:: Task material ::
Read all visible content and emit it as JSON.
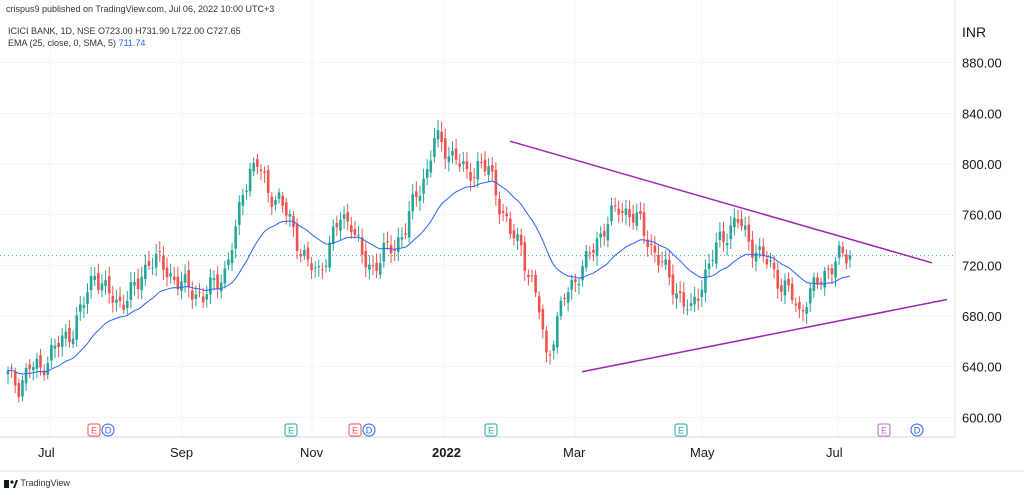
{
  "caption": "crispus9 published on TradingView.com, Jul 06, 2022 10:00 UTC+3",
  "legend": {
    "symbol": "ICICI BANK, 1D, NSE",
    "ohlc": "O723.00 H731.90 L722.00 C727.65",
    "ema_label": "EMA (25, close, 0, SMA, 5)",
    "ema_value": "711.74"
  },
  "footer": "TradingView",
  "currency": "INR",
  "colors": {
    "up": "#26a69a",
    "down": "#ef5350",
    "ema": "#2962ff",
    "trend": "#9c27b0",
    "grid": "#f0f3fa",
    "dotted": "#26a69a"
  },
  "chart_data": {
    "type": "candlestick",
    "symbol": "ICICI BANK",
    "interval": "1D",
    "exchange": "NSE",
    "yaxis": {
      "ticks": [
        600,
        640,
        680,
        720,
        760,
        800,
        840,
        880
      ],
      "ylim": [
        590,
        890
      ],
      "unit": "INR"
    },
    "xaxis": {
      "labels": [
        "Jul",
        "Sep",
        "Nov",
        "2022",
        "Mar",
        "May",
        "Jul"
      ]
    },
    "last_close": 727.65,
    "ema_last": 711.74,
    "events": [
      {
        "month": "Jul",
        "letters": [
          "E",
          "D"
        ]
      },
      {
        "month": "Oct",
        "letters": [
          "E"
        ]
      },
      {
        "month": "Dec",
        "letters": [
          "E",
          "D"
        ]
      },
      {
        "month": "Jan",
        "letters": [
          "E"
        ]
      },
      {
        "month": "Apr",
        "letters": [
          "E"
        ]
      },
      {
        "month": "Jul",
        "letters": [
          "E",
          "D"
        ]
      }
    ],
    "trendlines": [
      {
        "name": "upper",
        "from": 818,
        "to": 722
      },
      {
        "name": "lower",
        "from": 636,
        "to": 693
      }
    ],
    "close_path": [
      [
        0,
        633
      ],
      [
        3,
        625
      ],
      [
        6,
        640
      ],
      [
        9,
        638
      ],
      [
        12,
        652
      ],
      [
        15,
        660
      ],
      [
        18,
        670
      ],
      [
        21,
        690
      ],
      [
        24,
        715
      ],
      [
        27,
        700
      ],
      [
        30,
        690
      ],
      [
        33,
        695
      ],
      [
        36,
        705
      ],
      [
        39,
        725
      ],
      [
        42,
        722
      ],
      [
        45,
        712
      ],
      [
        48,
        705
      ],
      [
        51,
        700
      ],
      [
        54,
        695
      ],
      [
        57,
        705
      ],
      [
        60,
        715
      ],
      [
        63,
        745
      ],
      [
        65,
        780
      ],
      [
        67,
        795
      ],
      [
        69,
        800
      ],
      [
        72,
        778
      ],
      [
        75,
        772
      ],
      [
        78,
        755
      ],
      [
        80,
        740
      ],
      [
        83,
        720
      ],
      [
        86,
        715
      ],
      [
        89,
        735
      ],
      [
        92,
        758
      ],
      [
        95,
        755
      ],
      [
        98,
        725
      ],
      [
        101,
        718
      ],
      [
        104,
        730
      ],
      [
        107,
        735
      ],
      [
        110,
        750
      ],
      [
        113,
        775
      ],
      [
        116,
        795
      ],
      [
        118,
        820
      ],
      [
        121,
        812
      ],
      [
        124,
        805
      ],
      [
        127,
        790
      ],
      [
        130,
        800
      ],
      [
        133,
        795
      ],
      [
        136,
        770
      ],
      [
        139,
        745
      ],
      [
        142,
        735
      ],
      [
        145,
        705
      ],
      [
        147,
        685
      ],
      [
        149,
        648
      ],
      [
        151,
        665
      ],
      [
        154,
        695
      ],
      [
        157,
        710
      ],
      [
        160,
        722
      ],
      [
        163,
        740
      ],
      [
        166,
        755
      ],
      [
        169,
        765
      ],
      [
        172,
        762
      ],
      [
        175,
        752
      ],
      [
        178,
        735
      ],
      [
        181,
        720
      ],
      [
        184,
        705
      ],
      [
        187,
        690
      ],
      [
        189,
        682
      ],
      [
        191,
        700
      ],
      [
        194,
        720
      ],
      [
        197,
        740
      ],
      [
        200,
        750
      ],
      [
        202,
        755
      ],
      [
        205,
        740
      ],
      [
        208,
        728
      ],
      [
        211,
        720
      ],
      [
        214,
        705
      ],
      [
        217,
        695
      ],
      [
        219,
        682
      ],
      [
        221,
        695
      ],
      [
        224,
        705
      ],
      [
        227,
        718
      ],
      [
        230,
        726
      ],
      [
        233,
        727.65
      ]
    ]
  }
}
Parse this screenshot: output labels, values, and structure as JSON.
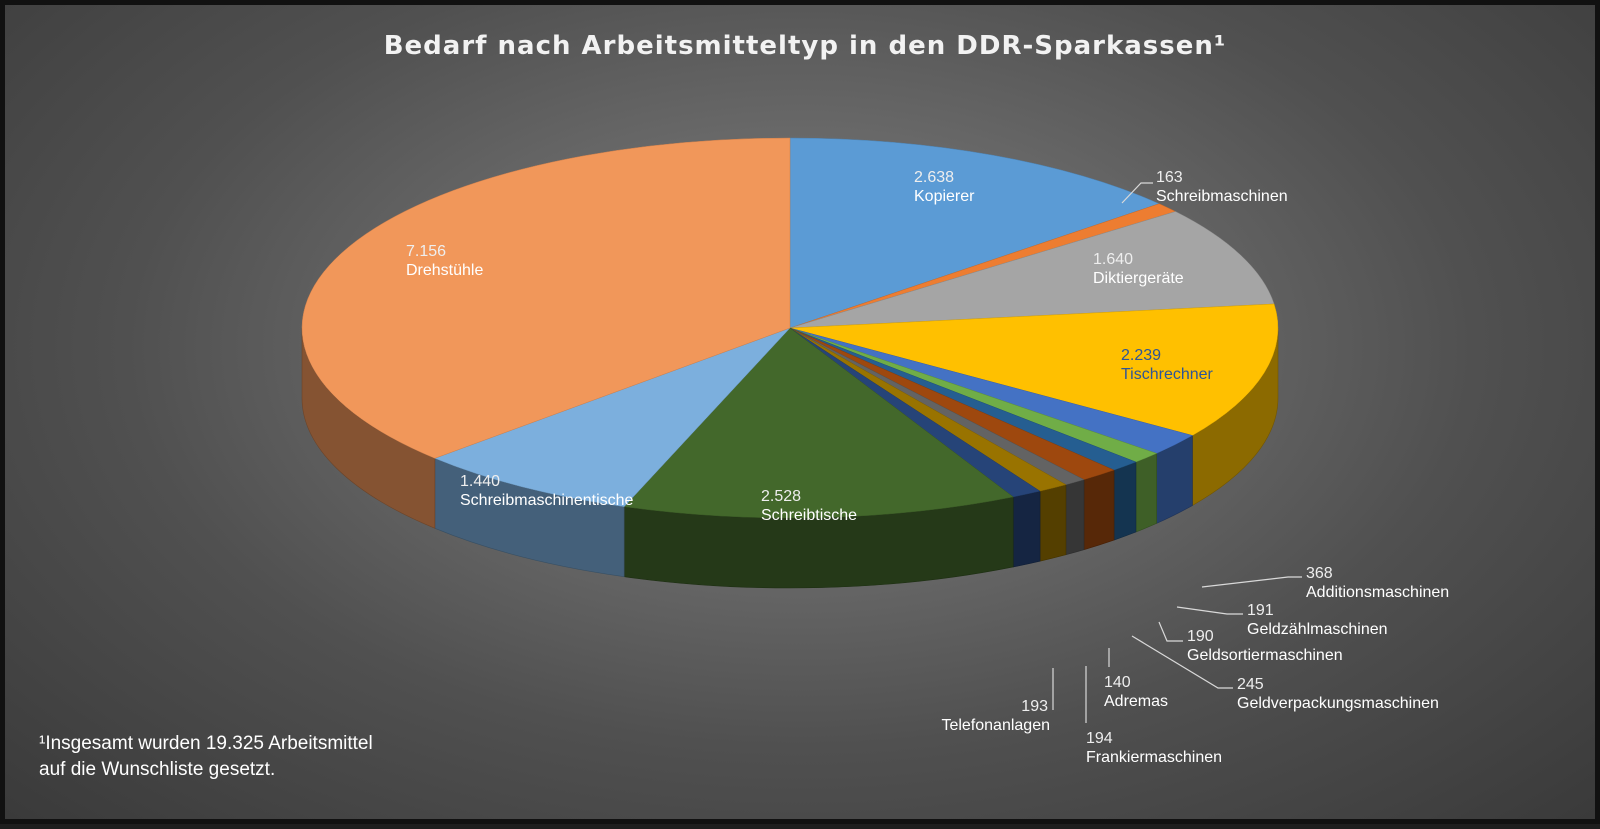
{
  "chart_data": {
    "type": "pie",
    "title": "Bedarf nach Arbeitsmitteltyp in den DDR-Sparkassen¹",
    "three_d": true,
    "slices": [
      {
        "label": "Kopierer",
        "value": 2638,
        "value_text": "2.638",
        "color": "#5b9bd5"
      },
      {
        "label": "Schreibmaschinen",
        "value": 163,
        "value_text": "163",
        "color": "#ed7d31"
      },
      {
        "label": "Diktiergeräte",
        "value": 1640,
        "value_text": "1.640",
        "color": "#a5a5a5"
      },
      {
        "label": "Tischrechner",
        "value": 2239,
        "value_text": "2.239",
        "color": "#ffc000"
      },
      {
        "label": "Additionsmaschinen",
        "value": 368,
        "value_text": "368",
        "color": "#4472c4"
      },
      {
        "label": "Geldzählmaschinen",
        "value": 191,
        "value_text": "191",
        "color": "#70ad47"
      },
      {
        "label": "Geldsortiermaschinen",
        "value": 190,
        "value_text": "190",
        "color": "#255e91"
      },
      {
        "label": "Geldverpackungsmaschinen",
        "value": 245,
        "value_text": "245",
        "color": "#9e480e"
      },
      {
        "label": "Adremas",
        "value": 140,
        "value_text": "140",
        "color": "#636363"
      },
      {
        "label": "Frankiermaschinen",
        "value": 194,
        "value_text": "194",
        "color": "#997300"
      },
      {
        "label": "Telefonanlagen",
        "value": 193,
        "value_text": "193",
        "color": "#264478"
      },
      {
        "label": "Schreibtische",
        "value": 2528,
        "value_text": "2.528",
        "color": "#43682b"
      },
      {
        "label": "Schreibmaschinentische",
        "value": 1440,
        "value_text": "1.440",
        "color": "#7cafdd"
      },
      {
        "label": "Drehstühle",
        "value": 7156,
        "value_text": "7.156",
        "color": "#f1975a"
      }
    ]
  },
  "footnote": {
    "line1": "¹Insgesamt wurden 19.325 Arbeitsmittel",
    "line2": "auf die Wunschliste gesetzt."
  }
}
:::
→ Goal
Keep the pictures out of your copy, and repeat every entry above exactly.

→ Result
Read all visible content and emit it as JSON.
{
  "caption": "crispus9 published on TradingView.com, Jul 06, 2022 10:00 UTC+3",
  "legend": {
    "symbol": "ICICI BANK, 1D, NSE",
    "ohlc": "O723.00 H731.90 L722.00 C727.65",
    "ema_label": "EMA (25, close, 0, SMA, 5)",
    "ema_value": "711.74"
  },
  "footer": "TradingView",
  "currency": "INR",
  "colors": {
    "up": "#26a69a",
    "down": "#ef5350",
    "ema": "#2962ff",
    "trend": "#9c27b0",
    "grid": "#f0f3fa",
    "dotted": "#26a69a"
  },
  "chart_data": {
    "type": "candlestick",
    "symbol": "ICICI BANK",
    "interval": "1D",
    "exchange": "NSE",
    "yaxis": {
      "ticks": [
        600,
        640,
        680,
        720,
        760,
        800,
        840,
        880
      ],
      "ylim": [
        590,
        890
      ],
      "unit": "INR"
    },
    "xaxis": {
      "labels": [
        "Jul",
        "Sep",
        "Nov",
        "2022",
        "Mar",
        "May",
        "Jul"
      ]
    },
    "last_close": 727.65,
    "ema_last": 711.74,
    "events": [
      {
        "month": "Jul",
        "letters": [
          "E",
          "D"
        ]
      },
      {
        "month": "Oct",
        "letters": [
          "E"
        ]
      },
      {
        "month": "Dec",
        "letters": [
          "E",
          "D"
        ]
      },
      {
        "month": "Jan",
        "letters": [
          "E"
        ]
      },
      {
        "month": "Apr",
        "letters": [
          "E"
        ]
      },
      {
        "month": "Jul",
        "letters": [
          "E",
          "D"
        ]
      }
    ],
    "trendlines": [
      {
        "name": "upper",
        "from": 818,
        "to": 722
      },
      {
        "name": "lower",
        "from": 636,
        "to": 693
      }
    ],
    "close_path": [
      [
        0,
        633
      ],
      [
        3,
        625
      ],
      [
        6,
        640
      ],
      [
        9,
        638
      ],
      [
        12,
        652
      ],
      [
        15,
        660
      ],
      [
        18,
        670
      ],
      [
        21,
        690
      ],
      [
        24,
        715
      ],
      [
        27,
        700
      ],
      [
        30,
        690
      ],
      [
        33,
        695
      ],
      [
        36,
        705
      ],
      [
        39,
        725
      ],
      [
        42,
        722
      ],
      [
        45,
        712
      ],
      [
        48,
        705
      ],
      [
        51,
        700
      ],
      [
        54,
        695
      ],
      [
        57,
        705
      ],
      [
        60,
        715
      ],
      [
        63,
        745
      ],
      [
        65,
        780
      ],
      [
        67,
        795
      ],
      [
        69,
        800
      ],
      [
        72,
        778
      ],
      [
        75,
        772
      ],
      [
        78,
        755
      ],
      [
        80,
        740
      ],
      [
        83,
        720
      ],
      [
        86,
        715
      ],
      [
        89,
        735
      ],
      [
        92,
        758
      ],
      [
        95,
        755
      ],
      [
        98,
        725
      ],
      [
        101,
        718
      ],
      [
        104,
        730
      ],
      [
        107,
        735
      ],
      [
        110,
        750
      ],
      [
        113,
        775
      ],
      [
        116,
        795
      ],
      [
        118,
        820
      ],
      [
        121,
        812
      ],
      [
        124,
        805
      ],
      [
        127,
        790
      ],
      [
        130,
        800
      ],
      [
        133,
        795
      ],
      [
        136,
        770
      ],
      [
        139,
        745
      ],
      [
        142,
        735
      ],
      [
        145,
        705
      ],
      [
        147,
        685
      ],
      [
        149,
        648
      ],
      [
        151,
        665
      ],
      [
        154,
        695
      ],
      [
        157,
        710
      ],
      [
        160,
        722
      ],
      [
        163,
        740
      ],
      [
        166,
        755
      ],
      [
        169,
        765
      ],
      [
        172,
        762
      ],
      [
        175,
        752
      ],
      [
        178,
        735
      ],
      [
        181,
        720
      ],
      [
        184,
        705
      ],
      [
        187,
        690
      ],
      [
        189,
        682
      ],
      [
        191,
        700
      ],
      [
        194,
        720
      ],
      [
        197,
        740
      ],
      [
        200,
        750
      ],
      [
        202,
        755
      ],
      [
        205,
        740
      ],
      [
        208,
        728
      ],
      [
        211,
        720
      ],
      [
        214,
        705
      ],
      [
        217,
        695
      ],
      [
        219,
        682
      ],
      [
        221,
        695
      ],
      [
        224,
        705
      ],
      [
        227,
        718
      ],
      [
        230,
        726
      ],
      [
        233,
        727.65
      ]
    ]
  }
}
Parse this screenshot: output labels, values, and structure as JSON.
{
  "chart_data": {
    "type": "pie",
    "title": "Bedarf nach Arbeitsmitteltyp in den DDR-Sparkassen¹",
    "three_d": true,
    "slices": [
      {
        "label": "Kopierer",
        "value": 2638,
        "value_text": "2.638",
        "color": "#5b9bd5"
      },
      {
        "label": "Schreibmaschinen",
        "value": 163,
        "value_text": "163",
        "color": "#ed7d31"
      },
      {
        "label": "Diktiergeräte",
        "value": 1640,
        "value_text": "1.640",
        "color": "#a5a5a5"
      },
      {
        "label": "Tischrechner",
        "value": 2239,
        "value_text": "2.239",
        "color": "#ffc000"
      },
      {
        "label": "Additionsmaschinen",
        "value": 368,
        "value_text": "368",
        "color": "#4472c4"
      },
      {
        "label": "Geldzählmaschinen",
        "value": 191,
        "value_text": "191",
        "color": "#70ad47"
      },
      {
        "label": "Geldsortiermaschinen",
        "value": 190,
        "value_text": "190",
        "color": "#255e91"
      },
      {
        "label": "Geldverpackungsmaschinen",
        "value": 245,
        "value_text": "245",
        "color": "#9e480e"
      },
      {
        "label": "Adremas",
        "value": 140,
        "value_text": "140",
        "color": "#636363"
      },
      {
        "label": "Frankiermaschinen",
        "value": 194,
        "value_text": "194",
        "color": "#997300"
      },
      {
        "label": "Telefonanlagen",
        "value": 193,
        "value_text": "193",
        "color": "#264478"
      },
      {
        "label": "Schreibtische",
        "value": 2528,
        "value_text": "2.528",
        "color": "#43682b"
      },
      {
        "label": "Schreibmaschinentische",
        "value": 1440,
        "value_text": "1.440",
        "color": "#7cafdd"
      },
      {
        "label": "Drehstühle",
        "value": 7156,
        "value_text": "7.156",
        "color": "#f1975a"
      }
    ]
  },
  "footnote": {
    "line1": "¹Insgesamt wurden 19.325 Arbeitsmittel",
    "line2": "auf die Wunschliste gesetzt."
  }
}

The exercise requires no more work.